(Stored data entries)
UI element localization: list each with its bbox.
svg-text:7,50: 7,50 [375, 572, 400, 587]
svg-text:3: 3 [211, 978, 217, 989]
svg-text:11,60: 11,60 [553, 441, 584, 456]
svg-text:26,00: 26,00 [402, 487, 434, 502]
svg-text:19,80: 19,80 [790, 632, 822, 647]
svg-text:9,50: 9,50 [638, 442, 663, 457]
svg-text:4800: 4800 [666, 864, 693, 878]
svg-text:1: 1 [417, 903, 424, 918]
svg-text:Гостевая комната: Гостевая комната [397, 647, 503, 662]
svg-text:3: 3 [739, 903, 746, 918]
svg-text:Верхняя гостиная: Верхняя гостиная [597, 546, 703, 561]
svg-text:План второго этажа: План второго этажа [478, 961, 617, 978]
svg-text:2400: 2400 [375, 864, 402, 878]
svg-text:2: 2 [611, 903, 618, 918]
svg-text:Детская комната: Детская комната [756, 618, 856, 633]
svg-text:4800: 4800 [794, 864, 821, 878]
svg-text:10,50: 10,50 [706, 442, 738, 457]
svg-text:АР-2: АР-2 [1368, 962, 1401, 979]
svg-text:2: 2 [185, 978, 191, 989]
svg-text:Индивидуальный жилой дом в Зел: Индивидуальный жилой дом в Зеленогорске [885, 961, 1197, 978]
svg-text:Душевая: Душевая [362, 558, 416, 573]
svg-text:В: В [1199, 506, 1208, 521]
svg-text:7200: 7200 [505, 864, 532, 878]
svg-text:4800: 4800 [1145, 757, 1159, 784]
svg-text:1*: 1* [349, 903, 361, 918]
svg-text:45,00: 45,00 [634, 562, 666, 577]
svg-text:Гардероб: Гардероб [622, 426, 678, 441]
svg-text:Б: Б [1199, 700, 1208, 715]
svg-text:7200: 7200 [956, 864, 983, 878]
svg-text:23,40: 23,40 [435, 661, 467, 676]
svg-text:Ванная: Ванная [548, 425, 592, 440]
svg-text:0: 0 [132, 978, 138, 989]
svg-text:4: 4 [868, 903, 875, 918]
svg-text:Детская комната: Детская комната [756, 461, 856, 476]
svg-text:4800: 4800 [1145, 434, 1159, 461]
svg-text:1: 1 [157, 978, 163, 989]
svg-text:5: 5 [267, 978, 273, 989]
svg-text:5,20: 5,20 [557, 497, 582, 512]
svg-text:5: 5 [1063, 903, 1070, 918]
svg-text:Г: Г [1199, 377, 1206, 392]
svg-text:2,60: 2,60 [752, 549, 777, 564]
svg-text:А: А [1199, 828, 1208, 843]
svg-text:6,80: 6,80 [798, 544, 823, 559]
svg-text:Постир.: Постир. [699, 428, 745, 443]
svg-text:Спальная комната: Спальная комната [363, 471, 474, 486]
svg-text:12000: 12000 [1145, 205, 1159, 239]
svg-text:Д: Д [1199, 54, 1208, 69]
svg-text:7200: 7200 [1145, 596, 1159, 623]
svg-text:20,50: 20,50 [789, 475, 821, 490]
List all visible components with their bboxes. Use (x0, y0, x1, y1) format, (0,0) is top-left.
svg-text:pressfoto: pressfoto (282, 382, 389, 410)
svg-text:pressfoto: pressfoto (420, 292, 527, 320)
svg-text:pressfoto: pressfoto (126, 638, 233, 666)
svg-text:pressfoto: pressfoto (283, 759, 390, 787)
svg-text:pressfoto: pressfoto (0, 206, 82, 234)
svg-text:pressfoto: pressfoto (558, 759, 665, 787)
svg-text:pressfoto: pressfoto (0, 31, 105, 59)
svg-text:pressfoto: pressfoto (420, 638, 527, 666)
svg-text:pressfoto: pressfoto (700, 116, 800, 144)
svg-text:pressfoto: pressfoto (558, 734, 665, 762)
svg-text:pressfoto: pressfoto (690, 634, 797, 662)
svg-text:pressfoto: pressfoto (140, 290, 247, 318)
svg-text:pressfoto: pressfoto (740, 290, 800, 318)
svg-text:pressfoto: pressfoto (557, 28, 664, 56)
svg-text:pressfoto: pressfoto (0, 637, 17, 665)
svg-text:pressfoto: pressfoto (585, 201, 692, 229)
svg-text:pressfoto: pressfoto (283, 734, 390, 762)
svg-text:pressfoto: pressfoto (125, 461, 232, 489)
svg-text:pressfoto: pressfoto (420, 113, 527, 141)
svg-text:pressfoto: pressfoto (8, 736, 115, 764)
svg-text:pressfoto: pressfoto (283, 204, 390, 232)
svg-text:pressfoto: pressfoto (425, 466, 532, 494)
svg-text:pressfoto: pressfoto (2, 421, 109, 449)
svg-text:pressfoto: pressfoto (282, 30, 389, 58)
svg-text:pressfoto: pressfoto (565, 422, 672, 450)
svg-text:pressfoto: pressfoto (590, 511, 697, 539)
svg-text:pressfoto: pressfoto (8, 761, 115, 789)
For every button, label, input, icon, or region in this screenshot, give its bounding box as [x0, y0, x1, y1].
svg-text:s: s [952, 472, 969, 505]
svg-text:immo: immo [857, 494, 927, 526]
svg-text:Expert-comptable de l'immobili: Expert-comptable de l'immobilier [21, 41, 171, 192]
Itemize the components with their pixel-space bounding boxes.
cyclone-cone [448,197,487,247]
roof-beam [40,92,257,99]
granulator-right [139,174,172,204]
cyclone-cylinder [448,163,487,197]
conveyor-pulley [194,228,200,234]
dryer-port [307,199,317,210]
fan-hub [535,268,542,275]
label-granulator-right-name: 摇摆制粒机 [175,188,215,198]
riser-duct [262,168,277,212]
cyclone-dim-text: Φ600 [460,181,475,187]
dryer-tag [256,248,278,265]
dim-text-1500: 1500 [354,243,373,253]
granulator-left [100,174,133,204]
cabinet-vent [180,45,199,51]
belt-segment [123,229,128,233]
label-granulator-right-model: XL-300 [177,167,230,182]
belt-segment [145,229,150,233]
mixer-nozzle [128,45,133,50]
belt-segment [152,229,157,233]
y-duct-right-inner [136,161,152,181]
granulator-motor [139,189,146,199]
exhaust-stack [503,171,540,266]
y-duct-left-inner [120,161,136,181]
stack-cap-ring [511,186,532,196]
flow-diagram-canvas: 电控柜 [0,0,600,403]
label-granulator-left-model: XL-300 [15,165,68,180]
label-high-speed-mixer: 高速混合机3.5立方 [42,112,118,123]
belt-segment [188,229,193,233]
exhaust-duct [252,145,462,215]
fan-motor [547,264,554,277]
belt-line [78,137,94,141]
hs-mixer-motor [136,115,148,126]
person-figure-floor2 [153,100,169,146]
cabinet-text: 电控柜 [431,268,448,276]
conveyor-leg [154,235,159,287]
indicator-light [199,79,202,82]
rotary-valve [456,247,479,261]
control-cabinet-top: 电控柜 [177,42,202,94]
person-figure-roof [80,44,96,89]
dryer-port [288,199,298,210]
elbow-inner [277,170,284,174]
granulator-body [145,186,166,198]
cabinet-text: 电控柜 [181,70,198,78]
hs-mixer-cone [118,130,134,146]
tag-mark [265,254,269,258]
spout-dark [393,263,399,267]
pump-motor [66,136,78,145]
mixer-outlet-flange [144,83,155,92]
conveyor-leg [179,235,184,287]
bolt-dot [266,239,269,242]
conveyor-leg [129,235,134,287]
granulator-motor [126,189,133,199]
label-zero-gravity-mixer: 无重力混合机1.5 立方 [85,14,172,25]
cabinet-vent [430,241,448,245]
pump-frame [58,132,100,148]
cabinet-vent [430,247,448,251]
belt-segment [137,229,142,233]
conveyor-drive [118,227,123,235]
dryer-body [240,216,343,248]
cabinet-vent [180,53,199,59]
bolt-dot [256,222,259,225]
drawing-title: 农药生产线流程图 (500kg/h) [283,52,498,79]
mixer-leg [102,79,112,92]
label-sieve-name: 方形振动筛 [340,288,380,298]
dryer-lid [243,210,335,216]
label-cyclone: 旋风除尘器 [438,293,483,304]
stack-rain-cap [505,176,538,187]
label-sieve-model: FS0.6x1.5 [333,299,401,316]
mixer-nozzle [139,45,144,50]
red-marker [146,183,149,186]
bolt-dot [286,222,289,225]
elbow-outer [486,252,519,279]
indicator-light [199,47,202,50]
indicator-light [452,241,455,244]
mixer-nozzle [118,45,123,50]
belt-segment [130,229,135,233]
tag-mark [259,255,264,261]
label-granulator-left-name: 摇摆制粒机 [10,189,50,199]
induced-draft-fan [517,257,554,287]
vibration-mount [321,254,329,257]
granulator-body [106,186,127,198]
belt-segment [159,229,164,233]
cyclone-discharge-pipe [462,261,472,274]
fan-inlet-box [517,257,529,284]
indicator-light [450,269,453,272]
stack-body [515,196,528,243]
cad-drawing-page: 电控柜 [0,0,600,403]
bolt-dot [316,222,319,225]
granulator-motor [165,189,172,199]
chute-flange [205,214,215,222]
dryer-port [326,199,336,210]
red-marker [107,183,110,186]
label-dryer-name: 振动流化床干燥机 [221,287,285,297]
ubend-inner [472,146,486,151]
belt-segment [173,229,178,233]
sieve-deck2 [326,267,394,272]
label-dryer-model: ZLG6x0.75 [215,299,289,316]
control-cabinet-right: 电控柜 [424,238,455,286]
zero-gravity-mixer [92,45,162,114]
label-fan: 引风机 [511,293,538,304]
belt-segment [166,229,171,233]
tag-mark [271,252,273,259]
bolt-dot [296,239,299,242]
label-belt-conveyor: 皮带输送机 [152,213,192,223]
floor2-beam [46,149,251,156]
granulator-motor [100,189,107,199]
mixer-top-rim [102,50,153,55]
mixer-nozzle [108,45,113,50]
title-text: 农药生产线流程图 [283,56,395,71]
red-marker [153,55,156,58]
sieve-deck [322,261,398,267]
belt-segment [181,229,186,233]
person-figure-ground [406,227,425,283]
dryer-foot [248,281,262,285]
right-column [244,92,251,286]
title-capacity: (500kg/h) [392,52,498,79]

§ **WRITTEN PROBLEM**: Update the lines starting at the first one and ending at the line that contains "svg-text:4800: 4800 [1145, 434, 1159, 461]". Replace "Детская комната" with "Игровая комната" and leave everything else unchanged.

§ **WRITTEN SOLUTION**:
UI element localization: list each with its bbox.
svg-text:7,50: 7,50 [375, 572, 400, 587]
svg-text:3: 3 [211, 978, 217, 989]
svg-text:11,60: 11,60 [553, 441, 584, 456]
svg-text:26,00: 26,00 [402, 487, 434, 502]
svg-text:19,80: 19,80 [790, 632, 822, 647]
svg-text:9,50: 9,50 [638, 442, 663, 457]
svg-text:4800: 4800 [666, 864, 693, 878]
svg-text:1: 1 [417, 903, 424, 918]
svg-text:Гостевая комната: Гостевая комната [397, 647, 503, 662]
svg-text:3: 3 [739, 903, 746, 918]
svg-text:Верхняя гостиная: Верхняя гостиная [597, 546, 703, 561]
svg-text:План второго этажа: План второго этажа [478, 961, 617, 978]
svg-text:2400: 2400 [375, 864, 402, 878]
svg-text:2: 2 [611, 903, 618, 918]
svg-text:Игровая комната: Игровая комната [756, 618, 856, 633]
svg-text:4800: 4800 [794, 864, 821, 878]
svg-text:10,50: 10,50 [706, 442, 738, 457]
svg-text:АР-2: АР-2 [1368, 962, 1401, 979]
svg-text:2: 2 [185, 978, 191, 989]
svg-text:Индивидуальный жилой дом в Зел: Индивидуальный жилой дом в Зеленогорске [885, 961, 1197, 978]
svg-text:Душевая: Душевая [362, 558, 416, 573]
svg-text:В: В [1199, 506, 1208, 521]
svg-text:7200: 7200 [505, 864, 532, 878]
svg-text:4800: 4800 [1145, 757, 1159, 784]
svg-text:1*: 1* [349, 903, 361, 918]
svg-text:45,00: 45,00 [634, 562, 666, 577]
svg-text:Гардероб: Гардероб [622, 426, 678, 441]
svg-text:Б: Б [1199, 700, 1208, 715]
svg-text:7200: 7200 [956, 864, 983, 878]
svg-text:23,40: 23,40 [435, 661, 467, 676]
svg-text:Ванная: Ванная [548, 425, 592, 440]
svg-text:0: 0 [132, 978, 138, 989]
svg-text:4: 4 [868, 903, 875, 918]
svg-text:Игровая комната: Игровая комната [756, 461, 856, 476]
svg-text:4800: 4800 [1145, 434, 1159, 461]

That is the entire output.